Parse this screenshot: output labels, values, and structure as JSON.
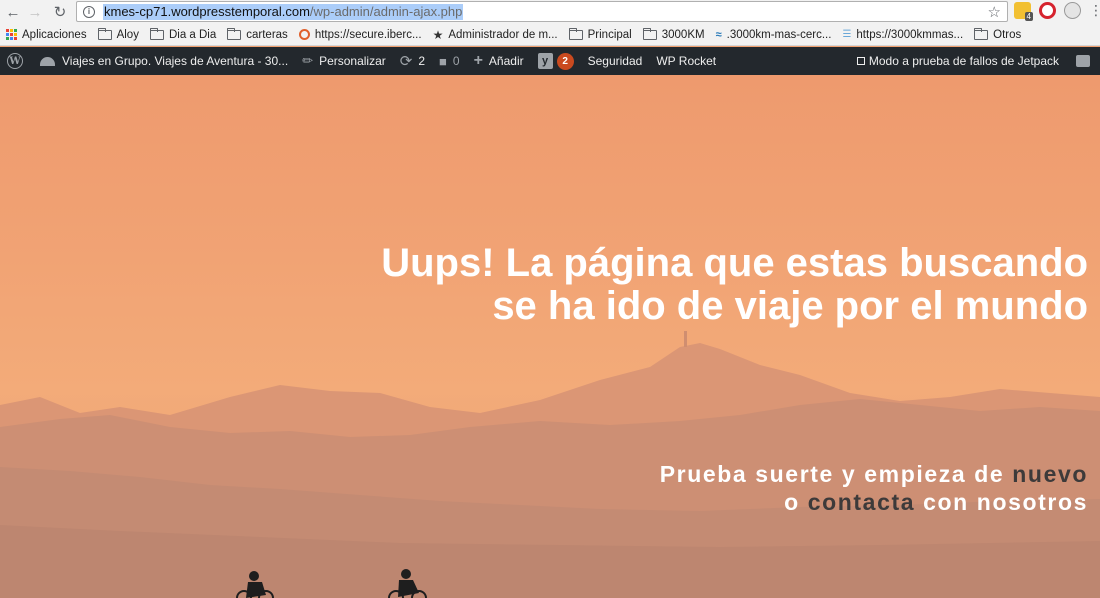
{
  "browser": {
    "url_host": "kmes-cp71.wordpresstemporal.com",
    "url_path": "/wp-admin/admin-ajax.php",
    "mail_badge": "4"
  },
  "bookmarks": [
    {
      "label": "Aplicaciones",
      "icon": "apps-grid-icon"
    },
    {
      "label": "Aloy",
      "icon": "folder-icon"
    },
    {
      "label": "Dia a Dia",
      "icon": "folder-icon"
    },
    {
      "label": "carteras",
      "icon": "folder-icon"
    },
    {
      "label": "https://secure.iberc...",
      "icon": "target-icon"
    },
    {
      "label": "Administrador de m...",
      "icon": "star-icon"
    },
    {
      "label": "Principal",
      "icon": "folder-icon"
    },
    {
      "label": "3000KM",
      "icon": "folder-icon"
    },
    {
      "label": ".3000km-mas-cerc...",
      "icon": "wifi-icon"
    },
    {
      "label": "https://3000kmmas...",
      "icon": "site-icon"
    },
    {
      "label": "Otros",
      "icon": "folder-icon"
    }
  ],
  "admin_bar": {
    "site_name": "Viajes en Grupo. Viajes de Aventura - 30...",
    "customize": "Personalizar",
    "updates_count": "2",
    "comments_count": "0",
    "new_label": "Añadir",
    "yoast_count": "2",
    "security": "Seguridad",
    "wp_rocket": "WP Rocket",
    "jetpack_debug": "Modo a prueba de fallos de Jetpack"
  },
  "hero": {
    "title_line1": "Uups! La página que estas buscando",
    "title_line2": "se ha ido de viaje por el mundo",
    "sub_line1_prefix": "Prueba suerte y empieza de ",
    "sub_line1_link": "nuevo",
    "sub_line2_prefix": "o ",
    "sub_line2_link": "contacta",
    "sub_line2_suffix": " con nosotros"
  },
  "colors": {
    "admin_bar_bg": "#23282d",
    "sky": "#f1a374",
    "badge": "#ca4a1f",
    "dark_link": "#3d3a3a"
  }
}
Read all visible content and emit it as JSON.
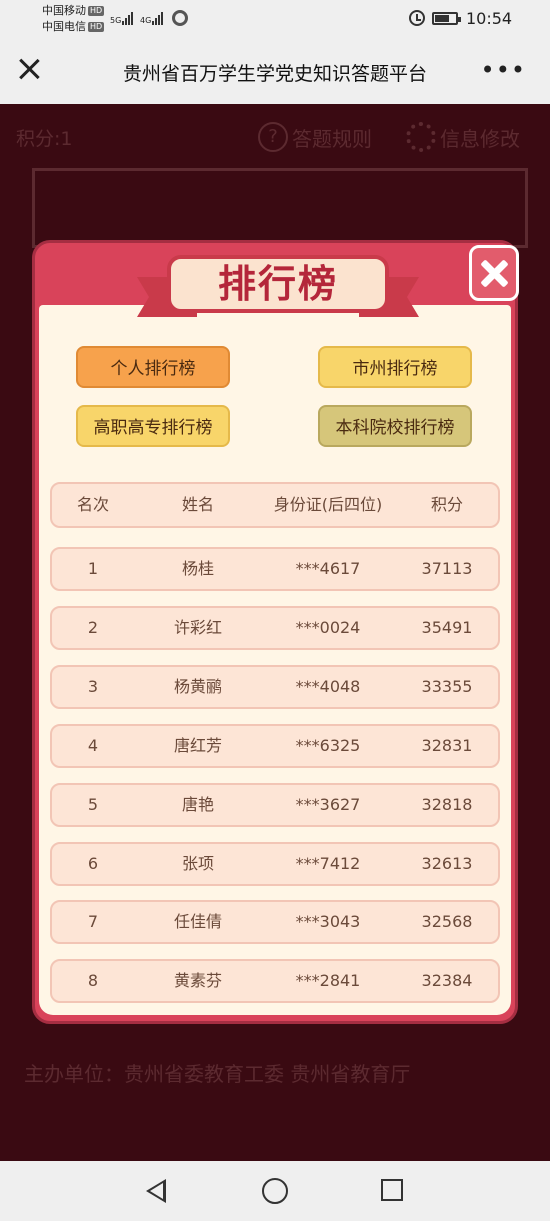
{
  "status_bar": {
    "carrier1": "中国移动",
    "carrier2": "中国电信",
    "hd_badge": "HD",
    "network1": "5G",
    "network2": "4G",
    "time": "10:54"
  },
  "title_bar": {
    "title": "贵州省百万学生学党史知识答题平台",
    "more_label": "•••"
  },
  "page": {
    "score_label": "积分:1",
    "rules_label": "答题规则",
    "info_label": "信息修改",
    "organizer": "主办单位：贵州省委教育工委  贵州省教育厅"
  },
  "modal": {
    "title": "排行榜",
    "tabs": [
      {
        "label": "个人排行榜",
        "state": "active"
      },
      {
        "label": "市州排行榜",
        "state": "inactive"
      },
      {
        "label": "高职高专排行榜",
        "state": "inactive"
      },
      {
        "label": "本科院校排行榜",
        "state": "inactive"
      }
    ],
    "columns": [
      "名次",
      "姓名",
      "身份证(后四位)",
      "积分"
    ],
    "rows": [
      {
        "rank": "1",
        "name": "杨桂",
        "id": "***4617",
        "score": "37113"
      },
      {
        "rank": "2",
        "name": "许彩红",
        "id": "***0024",
        "score": "35491"
      },
      {
        "rank": "3",
        "name": "杨黄鹂",
        "id": "***4048",
        "score": "33355"
      },
      {
        "rank": "4",
        "name": "唐红芳",
        "id": "***6325",
        "score": "32831"
      },
      {
        "rank": "5",
        "name": "唐艳",
        "id": "***3627",
        "score": "32818"
      },
      {
        "rank": "6",
        "name": "张项",
        "id": "***7412",
        "score": "32613"
      },
      {
        "rank": "7",
        "name": "任佳倩",
        "id": "***3043",
        "score": "32568"
      },
      {
        "rank": "8",
        "name": "黄素芬",
        "id": "***2841",
        "score": "32384"
      }
    ]
  },
  "colors": {
    "page_bg": "#3a0a12",
    "modal_red": "#d9435a",
    "panel_cream": "#fff6e6",
    "row_pink": "#fde5d6",
    "tab_active": "#f7a24c",
    "tab_yellow": "#f8d56a"
  }
}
______________________________
▶ Short task:
Sift the material for lines with the string "https". Copy each one found.

▶ Correct answer:
      "label": "https://secure.iberc...",
      "label": "https://3000kmmas...",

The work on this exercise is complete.